An exact transcription of every entry is required. Images are not part of it.
######
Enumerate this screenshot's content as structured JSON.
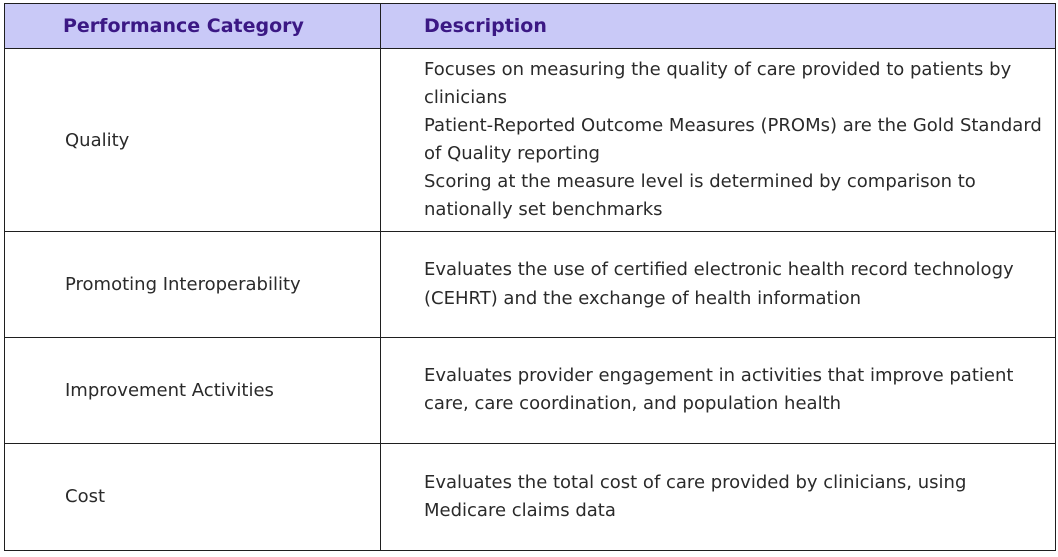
{
  "table": {
    "headers": {
      "category": "Performance Category",
      "description": "Description"
    },
    "rows": [
      {
        "category": "Quality",
        "description_lines": [
          "Focuses on measuring the quality of care provided to patients by clinicians",
          "Patient-Reported Outcome Measures (PROMs) are the Gold Standard of Quality reporting",
          "Scoring at the measure level is determined by comparison to nationally set benchmarks"
        ]
      },
      {
        "category": "Promoting Interoperability",
        "description_lines": [
          "Evaluates the use of certified electronic health record technology (CEHRT) and the exchange of health information"
        ]
      },
      {
        "category": "Improvement Activities",
        "description_lines": [
          "Evaluates provider engagement in activities that improve patient care, care coordination, and population health"
        ]
      },
      {
        "category": "Cost",
        "description_lines": [
          "Evaluates the total cost of care provided by clinicians, using Medicare claims data"
        ]
      }
    ]
  }
}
######
Solution:
Enumerate this screenshot's content as structured JSON.
{
  "table": {
    "headers": {
      "category": "Performance Category",
      "description": "Description"
    },
    "rows": [
      {
        "category": "Quality",
        "description_lines": [
          "Focuses on measuring the quality of care provided to patients by clinicians",
          "Patient-Reported Outcome Measures (PROMs) are the Gold Standard of Quality reporting",
          "Scoring at the measure level is determined by comparison to nationally set benchmarks"
        ]
      },
      {
        "category": "Promoting Interoperability",
        "description_lines": [
          "Evaluates the use of certified electronic health record technology (CEHRT) and the exchange of health information"
        ]
      },
      {
        "category": "Improvement Activities",
        "description_lines": [
          "Evaluates provider engagement in activities that improve patient care, care coordination, and population health"
        ]
      },
      {
        "category": "Cost",
        "description_lines": [
          "Evaluates the total cost of care provided by clinicians, using Medicare claims data"
        ]
      }
    ]
  }
}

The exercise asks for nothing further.